§ Task to complete:
Pull out every line with the word "impartida" from the entries below.

Start Entries shown

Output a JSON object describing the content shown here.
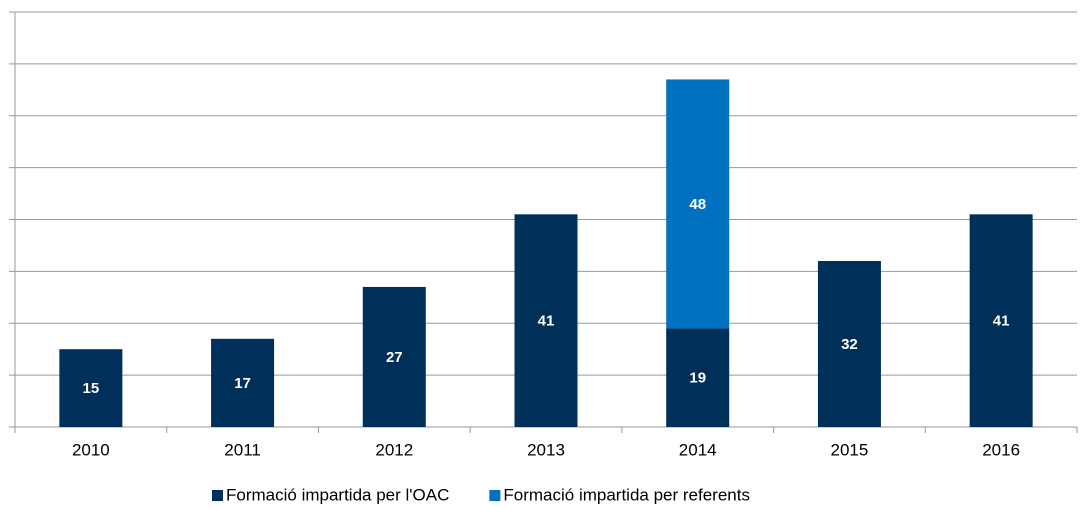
{
  "chart_data": {
    "type": "stacked_bar",
    "categories": [
      "2010",
      "2011",
      "2012",
      "2013",
      "2014",
      "2015",
      "2016"
    ],
    "series": [
      {
        "name": "Formació impartida per l'OAC",
        "color": "#00305a",
        "values": [
          15,
          17,
          27,
          41,
          19,
          32,
          41
        ]
      },
      {
        "name": "Formació impartida per referents",
        "color": "#0070c0",
        "values": [
          null,
          null,
          null,
          null,
          48,
          null,
          null
        ]
      }
    ],
    "ylim": [
      0,
      80
    ],
    "yticks": [
      0,
      10,
      20,
      30,
      40,
      50,
      60,
      70,
      80
    ],
    "grid": true,
    "legend": "bottom"
  }
}
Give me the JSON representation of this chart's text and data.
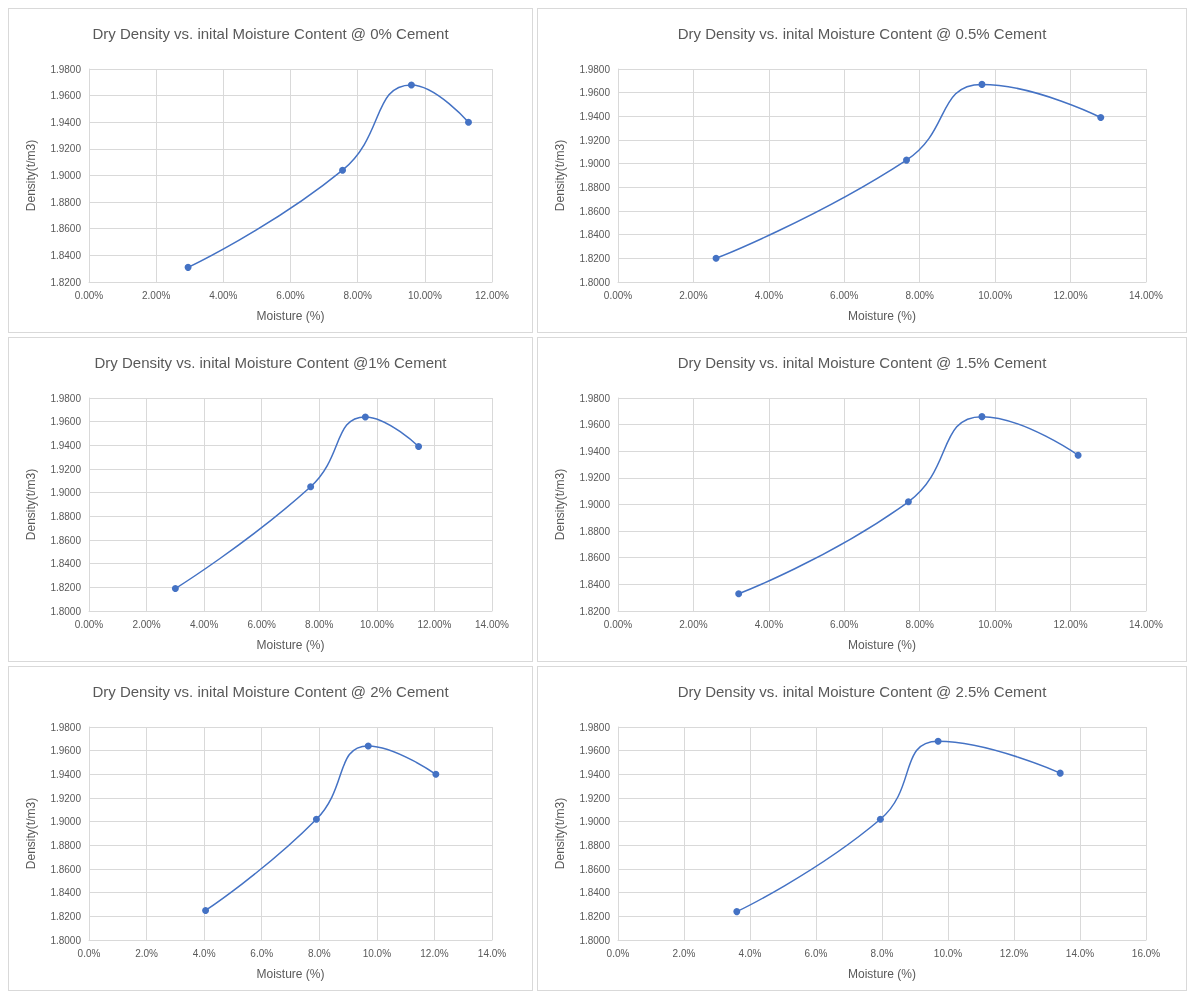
{
  "chart_data": [
    {
      "type": "line",
      "title": "Dry Density vs. inital Moisture Content @ 0% Cement",
      "xlabel": "Moisture (%)",
      "ylabel": "Density(t/m3)",
      "color": "#4472c4",
      "marker": "circle",
      "grid": true,
      "x": [
        2.95,
        7.55,
        9.6,
        11.3
      ],
      "values": [
        1.831,
        1.904,
        1.968,
        1.94
      ],
      "xlim": [
        0,
        12
      ],
      "xticks": [
        {
          "value": 0,
          "label": "0.00%"
        },
        {
          "value": 2,
          "label": "2.00%"
        },
        {
          "value": 4,
          "label": "4.00%"
        },
        {
          "value": 6,
          "label": "6.00%"
        },
        {
          "value": 8,
          "label": "8.00%"
        },
        {
          "value": 10,
          "label": "10.00%"
        },
        {
          "value": 12,
          "label": "12.00%"
        }
      ],
      "ylim": [
        1.82,
        1.98
      ],
      "yticks": [
        {
          "value": 1.82,
          "label": "1.8200"
        },
        {
          "value": 1.84,
          "label": "1.8400"
        },
        {
          "value": 1.86,
          "label": "1.8600"
        },
        {
          "value": 1.88,
          "label": "1.8800"
        },
        {
          "value": 1.9,
          "label": "1.9000"
        },
        {
          "value": 1.92,
          "label": "1.9200"
        },
        {
          "value": 1.94,
          "label": "1.9400"
        },
        {
          "value": 1.96,
          "label": "1.9600"
        },
        {
          "value": 1.98,
          "label": "1.9800"
        }
      ]
    },
    {
      "type": "line",
      "title": "Dry Density vs. inital Moisture Content @ 0.5% Cement",
      "xlabel": "Moisture (%)",
      "ylabel": "Density(t/m3)",
      "color": "#4472c4",
      "marker": "circle",
      "grid": true,
      "x": [
        2.6,
        7.65,
        9.65,
        12.8
      ],
      "values": [
        1.82,
        1.903,
        1.967,
        1.939
      ],
      "xlim": [
        0,
        14
      ],
      "xticks": [
        {
          "value": 0,
          "label": "0.00%"
        },
        {
          "value": 2,
          "label": "2.00%"
        },
        {
          "value": 4,
          "label": "4.00%"
        },
        {
          "value": 6,
          "label": "6.00%"
        },
        {
          "value": 8,
          "label": "8.00%"
        },
        {
          "value": 10,
          "label": "10.00%"
        },
        {
          "value": 12,
          "label": "12.00%"
        },
        {
          "value": 14,
          "label": "14.00%"
        }
      ],
      "ylim": [
        1.8,
        1.98
      ],
      "yticks": [
        {
          "value": 1.8,
          "label": "1.8000"
        },
        {
          "value": 1.82,
          "label": "1.8200"
        },
        {
          "value": 1.84,
          "label": "1.8400"
        },
        {
          "value": 1.86,
          "label": "1.8600"
        },
        {
          "value": 1.88,
          "label": "1.8800"
        },
        {
          "value": 1.9,
          "label": "1.9000"
        },
        {
          "value": 1.92,
          "label": "1.9200"
        },
        {
          "value": 1.94,
          "label": "1.9400"
        },
        {
          "value": 1.96,
          "label": "1.9600"
        },
        {
          "value": 1.98,
          "label": "1.9800"
        }
      ]
    },
    {
      "type": "line",
      "title": "Dry Density vs. inital Moisture Content @1% Cement",
      "xlabel": "Moisture (%)",
      "ylabel": "Density(t/m3)",
      "color": "#4472c4",
      "marker": "circle",
      "grid": true,
      "x": [
        3.0,
        7.7,
        9.6,
        11.45
      ],
      "values": [
        1.819,
        1.905,
        1.964,
        1.939
      ],
      "xlim": [
        0,
        14
      ],
      "xticks": [
        {
          "value": 0,
          "label": "0.00%"
        },
        {
          "value": 2,
          "label": "2.00%"
        },
        {
          "value": 4,
          "label": "4.00%"
        },
        {
          "value": 6,
          "label": "6.00%"
        },
        {
          "value": 8,
          "label": "8.00%"
        },
        {
          "value": 10,
          "label": "10.00%"
        },
        {
          "value": 12,
          "label": "12.00%"
        },
        {
          "value": 14,
          "label": "14.00%"
        }
      ],
      "ylim": [
        1.8,
        1.98
      ],
      "yticks": [
        {
          "value": 1.8,
          "label": "1.8000"
        },
        {
          "value": 1.82,
          "label": "1.8200"
        },
        {
          "value": 1.84,
          "label": "1.8400"
        },
        {
          "value": 1.86,
          "label": "1.8600"
        },
        {
          "value": 1.88,
          "label": "1.8800"
        },
        {
          "value": 1.9,
          "label": "1.9000"
        },
        {
          "value": 1.92,
          "label": "1.9200"
        },
        {
          "value": 1.94,
          "label": "1.9400"
        },
        {
          "value": 1.96,
          "label": "1.9600"
        },
        {
          "value": 1.98,
          "label": "1.9800"
        }
      ]
    },
    {
      "type": "line",
      "title": "Dry Density vs. inital Moisture Content @ 1.5% Cement",
      "xlabel": "Moisture (%)",
      "ylabel": "Density(t/m3)",
      "color": "#4472c4",
      "marker": "circle",
      "grid": true,
      "x": [
        3.2,
        7.7,
        9.65,
        12.2
      ],
      "values": [
        1.833,
        1.902,
        1.966,
        1.937
      ],
      "xlim": [
        0,
        14
      ],
      "xticks": [
        {
          "value": 0,
          "label": "0.00%"
        },
        {
          "value": 2,
          "label": "2.00%"
        },
        {
          "value": 4,
          "label": "4.00%"
        },
        {
          "value": 6,
          "label": "6.00%"
        },
        {
          "value": 8,
          "label": "8.00%"
        },
        {
          "value": 10,
          "label": "10.00%"
        },
        {
          "value": 12,
          "label": "12.00%"
        },
        {
          "value": 14,
          "label": "14.00%"
        }
      ],
      "ylim": [
        1.82,
        1.98
      ],
      "yticks": [
        {
          "value": 1.82,
          "label": "1.8200"
        },
        {
          "value": 1.84,
          "label": "1.8400"
        },
        {
          "value": 1.86,
          "label": "1.8600"
        },
        {
          "value": 1.88,
          "label": "1.8800"
        },
        {
          "value": 1.9,
          "label": "1.9000"
        },
        {
          "value": 1.92,
          "label": "1.9200"
        },
        {
          "value": 1.94,
          "label": "1.9400"
        },
        {
          "value": 1.96,
          "label": "1.9600"
        },
        {
          "value": 1.98,
          "label": "1.9800"
        }
      ]
    },
    {
      "type": "line",
      "title": "Dry Density vs. inital Moisture Content @ 2% Cement",
      "xlabel": "Moisture (%)",
      "ylabel": "Density(t/m3)",
      "color": "#4472c4",
      "marker": "circle",
      "grid": true,
      "x": [
        4.05,
        7.9,
        9.7,
        12.05
      ],
      "values": [
        1.825,
        1.902,
        1.964,
        1.94
      ],
      "xlim": [
        0,
        14
      ],
      "xticks": [
        {
          "value": 0,
          "label": "0.0%"
        },
        {
          "value": 2,
          "label": "2.0%"
        },
        {
          "value": 4,
          "label": "4.0%"
        },
        {
          "value": 6,
          "label": "6.0%"
        },
        {
          "value": 8,
          "label": "8.0%"
        },
        {
          "value": 10,
          "label": "10.0%"
        },
        {
          "value": 12,
          "label": "12.0%"
        },
        {
          "value": 14,
          "label": "14.0%"
        }
      ],
      "ylim": [
        1.8,
        1.98
      ],
      "yticks": [
        {
          "value": 1.8,
          "label": "1.8000"
        },
        {
          "value": 1.82,
          "label": "1.8200"
        },
        {
          "value": 1.84,
          "label": "1.8400"
        },
        {
          "value": 1.86,
          "label": "1.8600"
        },
        {
          "value": 1.88,
          "label": "1.8800"
        },
        {
          "value": 1.9,
          "label": "1.9000"
        },
        {
          "value": 1.92,
          "label": "1.9200"
        },
        {
          "value": 1.94,
          "label": "1.9400"
        },
        {
          "value": 1.96,
          "label": "1.9600"
        },
        {
          "value": 1.98,
          "label": "1.9800"
        }
      ]
    },
    {
      "type": "line",
      "title": "Dry Density vs. inital Moisture Content @ 2.5% Cement",
      "xlabel": "Moisture (%)",
      "ylabel": "Density(t/m3)",
      "color": "#4472c4",
      "marker": "circle",
      "grid": true,
      "x": [
        3.6,
        7.95,
        9.7,
        13.4
      ],
      "values": [
        1.824,
        1.902,
        1.968,
        1.941
      ],
      "xlim": [
        0,
        16
      ],
      "xticks": [
        {
          "value": 0,
          "label": "0.0%"
        },
        {
          "value": 2,
          "label": "2.0%"
        },
        {
          "value": 4,
          "label": "4.0%"
        },
        {
          "value": 6,
          "label": "6.0%"
        },
        {
          "value": 8,
          "label": "8.0%"
        },
        {
          "value": 10,
          "label": "10.0%"
        },
        {
          "value": 12,
          "label": "12.0%"
        },
        {
          "value": 14,
          "label": "14.0%"
        },
        {
          "value": 16,
          "label": "16.0%"
        }
      ],
      "ylim": [
        1.8,
        1.98
      ],
      "yticks": [
        {
          "value": 1.8,
          "label": "1.8000"
        },
        {
          "value": 1.82,
          "label": "1.8200"
        },
        {
          "value": 1.84,
          "label": "1.8400"
        },
        {
          "value": 1.86,
          "label": "1.8600"
        },
        {
          "value": 1.88,
          "label": "1.8800"
        },
        {
          "value": 1.9,
          "label": "1.9000"
        },
        {
          "value": 1.92,
          "label": "1.9200"
        },
        {
          "value": 1.94,
          "label": "1.9400"
        },
        {
          "value": 1.96,
          "label": "1.9600"
        },
        {
          "value": 1.98,
          "label": "1.9800"
        }
      ]
    }
  ]
}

End Entries shown

§ Complete response:
        "name": "Formació impartida per l'OAC",
        "name": "Formació impartida per referents",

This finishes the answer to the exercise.